== AIM ==
Repeat the material in full. Keep every line exactly as it is.

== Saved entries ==
· · · ·

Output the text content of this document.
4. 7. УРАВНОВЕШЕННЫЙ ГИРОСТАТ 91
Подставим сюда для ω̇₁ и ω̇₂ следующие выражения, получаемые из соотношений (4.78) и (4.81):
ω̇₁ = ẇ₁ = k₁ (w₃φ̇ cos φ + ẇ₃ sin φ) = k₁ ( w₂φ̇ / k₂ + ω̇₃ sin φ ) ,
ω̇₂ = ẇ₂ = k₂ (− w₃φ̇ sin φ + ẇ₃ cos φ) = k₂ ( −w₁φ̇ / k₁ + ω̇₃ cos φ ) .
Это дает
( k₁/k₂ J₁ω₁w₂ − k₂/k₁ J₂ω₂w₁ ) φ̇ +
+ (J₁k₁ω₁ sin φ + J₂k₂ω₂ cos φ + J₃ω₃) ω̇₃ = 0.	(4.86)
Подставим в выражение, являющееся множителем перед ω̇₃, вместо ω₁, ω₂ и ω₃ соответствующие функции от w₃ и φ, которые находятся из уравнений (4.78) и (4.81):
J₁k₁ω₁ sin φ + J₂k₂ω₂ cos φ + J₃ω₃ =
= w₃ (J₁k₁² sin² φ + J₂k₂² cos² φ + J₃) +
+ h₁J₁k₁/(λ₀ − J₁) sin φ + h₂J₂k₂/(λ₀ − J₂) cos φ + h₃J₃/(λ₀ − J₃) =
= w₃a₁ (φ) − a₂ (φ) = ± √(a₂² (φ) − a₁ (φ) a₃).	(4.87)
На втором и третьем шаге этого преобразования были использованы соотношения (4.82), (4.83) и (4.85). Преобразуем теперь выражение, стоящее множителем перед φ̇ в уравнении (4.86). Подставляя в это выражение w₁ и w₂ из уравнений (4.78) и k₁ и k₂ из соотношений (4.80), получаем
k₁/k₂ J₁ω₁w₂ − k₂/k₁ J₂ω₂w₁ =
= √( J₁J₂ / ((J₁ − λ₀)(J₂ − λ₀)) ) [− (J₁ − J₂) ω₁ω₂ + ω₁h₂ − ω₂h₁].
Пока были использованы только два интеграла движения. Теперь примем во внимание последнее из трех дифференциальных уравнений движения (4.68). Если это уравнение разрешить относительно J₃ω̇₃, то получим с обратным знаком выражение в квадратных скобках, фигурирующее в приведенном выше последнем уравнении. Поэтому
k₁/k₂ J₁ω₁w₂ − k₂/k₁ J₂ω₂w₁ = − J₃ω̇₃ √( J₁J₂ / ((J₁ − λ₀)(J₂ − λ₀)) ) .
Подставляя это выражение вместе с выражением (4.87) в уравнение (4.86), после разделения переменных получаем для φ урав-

· · · ·

== CORRECT RESPONSE ==
Output the text content of this document.
4. 7. УРАВНОВЕШЕННЫЙ ГИРОСТАТ 91
Подставим сюда для ω̇₁ и ω̇₂ следующие выражения, получаемые из соотношений (4.78) и (4.81):
ω̇₁ = ẇ₁ = k₁ (w₃φ̇ cos φ + ẇ₃ sin φ) = k₁ ( w₂φ̇ / k₂ + ω̇₃ sin φ ) ,
ω̇₂ = ẇ₂ = k₂ (− w₃φ̇ sin φ + ẇ₃ cos φ) = k₂ ( −w₁φ̇ / k₁ + ω̇₃ cos φ ) .
Это дает
( k₁/k₂ J₁ω₁w₂ − k₂/k₁ J₂ω₂w₁ ) φ̇ +
+ (J₁k₁ω₁ sin φ + J₂k₂ω₂ cos φ + J₃ω₃) ω̇₃ = 0.	(4.86)
Подставим в выражение, являющееся множителем перед ω̇₃, вместо ω₁, ω₂ и ω₃ соответствующие функции от w₃ и φ, которые находятся из уравнений (4.78) и (4.81):
J₁k₁ω₁ sin φ + J₂k₂ω₂ cos φ + J₃ω₃ =
= w₃ (J₁k₁² sin² φ + J₂k₂² cos² φ + J₃) +
+ h₁J₁k₁/(λ₀ − J₁) sin φ + h₂J₂k₂/(λ₀ − J₂) cos φ + h₃J₃/(λ₀ − J₃) =
= w₃a₁ (φ) − a₂ (φ) = ± √(a₂² (φ) − a₁ (φ) a₃).	(4.87)
На втором и третьем шаге этого преобразования были использованы соотношения (4.82), (4.83) и (4.85). Преобразуем теперь выражение, стоящее множителем перед φ̇ в уравнении (4.86). Подставляя в это выражение w₁ и w₂ из уравнений (4.78) и k₁ и k₂ из соотношений (4.80), получаем
k₁/k₂ J₁ω₁w₂ − k₂/k₁ J₂ω₂w₁ =
= √( J₁J₂ / ((J₁ − λ₀)(J₂ − λ₀)) ) [− (J₁ − J₂) ω₁ω₂ + ω₁h₂ − ω₂h₁].
Пока были использованы только два интеграла движения. Теперь примем во внимание последнее из трех дифференциальных уравнений движения (4.68). Если это уравнение разрешить относительно J₃ω̇₃, то получим с обратным знаком выражение в квадратных скобках, фигурирующее в приведенном выше последнем уравнении. Поэтому
k₁/k₂ J₁ω₁w₂ − k₂/k₁ J₂ω₂w₁ = − J₃ω̇₃ √( J₁J₂ / ((J₁ − λ₀)(J₂ − λ₀)) ) .
Подставляя это выражение вместе с выражением (4.87) в уравнение (4.86), после разделения переменных получаем для φ урав-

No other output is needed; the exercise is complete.